**Given task:** Continue the passage on partisan media and political tribalism, starting right after its final sentence.

___ Source passage ___

To be clear, neither traditional nor social media are inherently bad. Both can be a source for good. But overtly partisan media and targeted social media algorithms carry the very real potential that Americans are exposed only to opinions that confirm our natural biases.
Because of round-the-clock coverage and access, people are deluged with those opinions.
This is also not nostalgia for a time that never was or naivete about what are legitimate differences of opinion.
History is replete with examples of charlatans exploiting emotions and there are serious problems, with real disagreements, that need solving. But the constant drumming of division, and the resulting ideological chasm, all but ensure that conversations that could put us on the right path don’t occur.
For as long as there have been people, there have been “tribes” that come together to provide for each other’s well-being. A family is a tribe. A church is a tribe. A community can be a tribe.
Tribalism becomes dangerous, however, when it results in reflexive hostility to new people and new ideas.
In politics, people once united around common beliefs to form tribes, but there was recognition that the tribes had to talk to one another to get things done.

___ Collected material ___

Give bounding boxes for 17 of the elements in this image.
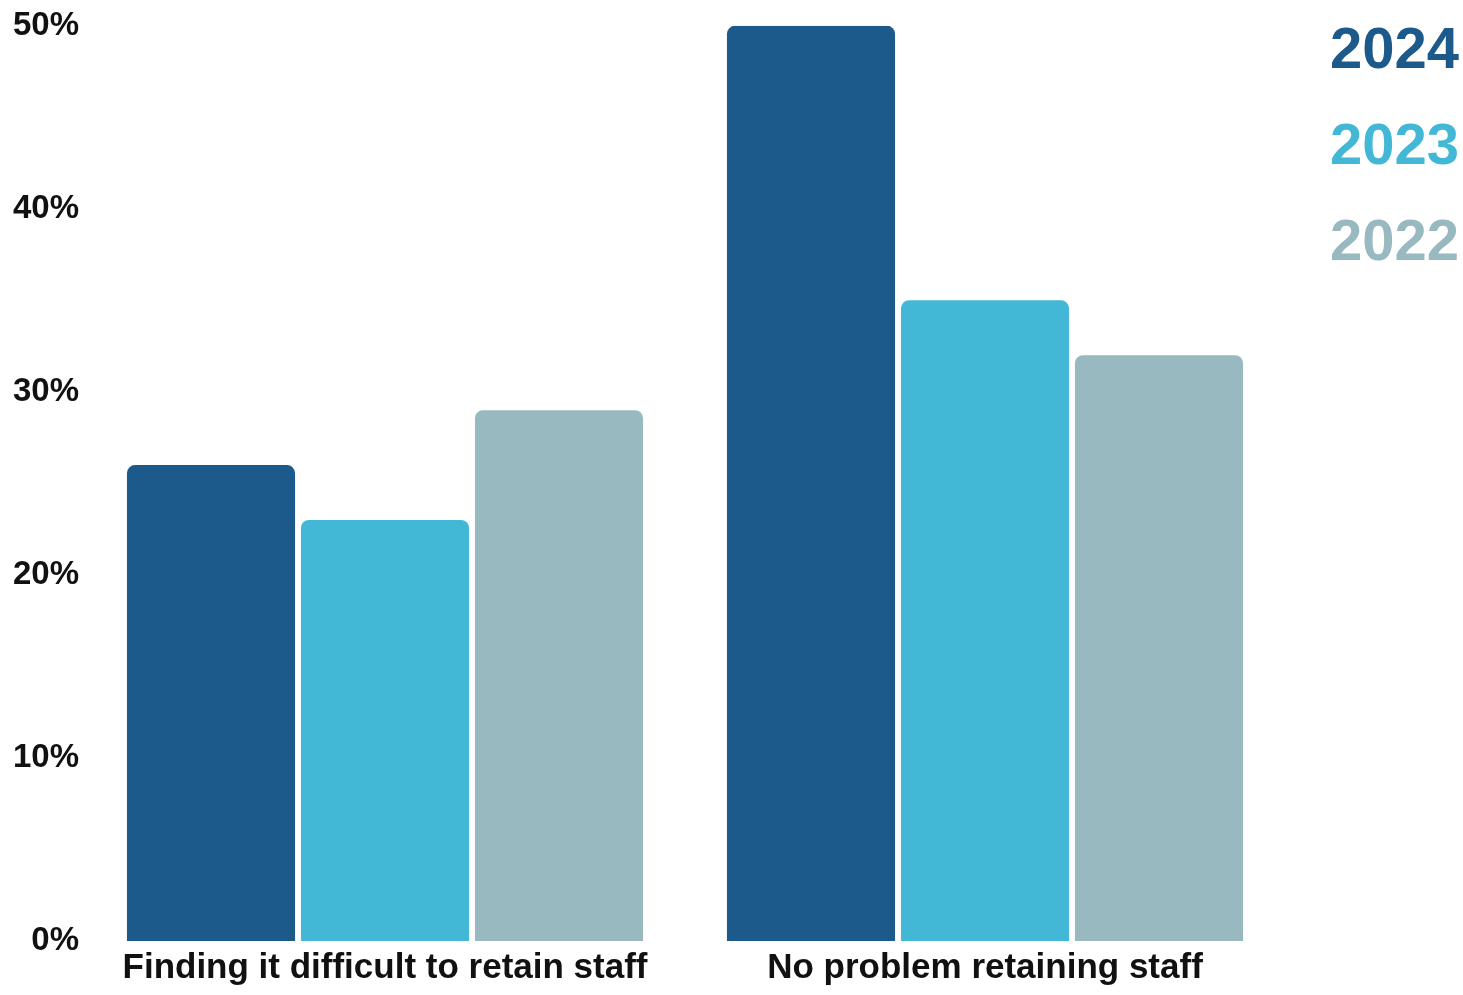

___

**Output of the task:**
Today, allegiance to philosophical moorings has become fungible, while our desire to find common ground has waned. Political tribes now unite primarily not to advance ideas, but to oppose “the other side.”
In this new reality, “the other side” is not merely wrong, but the enemy. The enemy deserves no respect. Intellectual rigor that involves considering alternate views is now heresy.
Angry and loud are signs of strength and courage; civility, a mark of weakness. We are, after all, at war.
Except that Americans are not actually at war with each other. People who disagree with us are not the enemy, evil, or even dumb. They have a different worldview rooted in their own experiences.
It takes little courage to be a hothead or blindly follow the edicts of your tribe. It takes a lot of courage to listen to someone who sees things differently, to speak uncomfortable truths and question power.
We are worse off in a world where we are isolated from people and ideas that challenge us, where meaningful discussion of hard issues can’t occur without having allegiances and motives questioned, and where we overlook the faults of our tribesmen and assume the very worst of those in other tribes.
We live in a beautiful, complex, and broken world filled with beautiful, complex, and broken people. We need to recognize that most of our fellow Americans, regardless of how they label themselves, want to see a stronger America.
We all want more opportunities for our families, communities and future generations. We all have hopes that inspire us and fears that bind us.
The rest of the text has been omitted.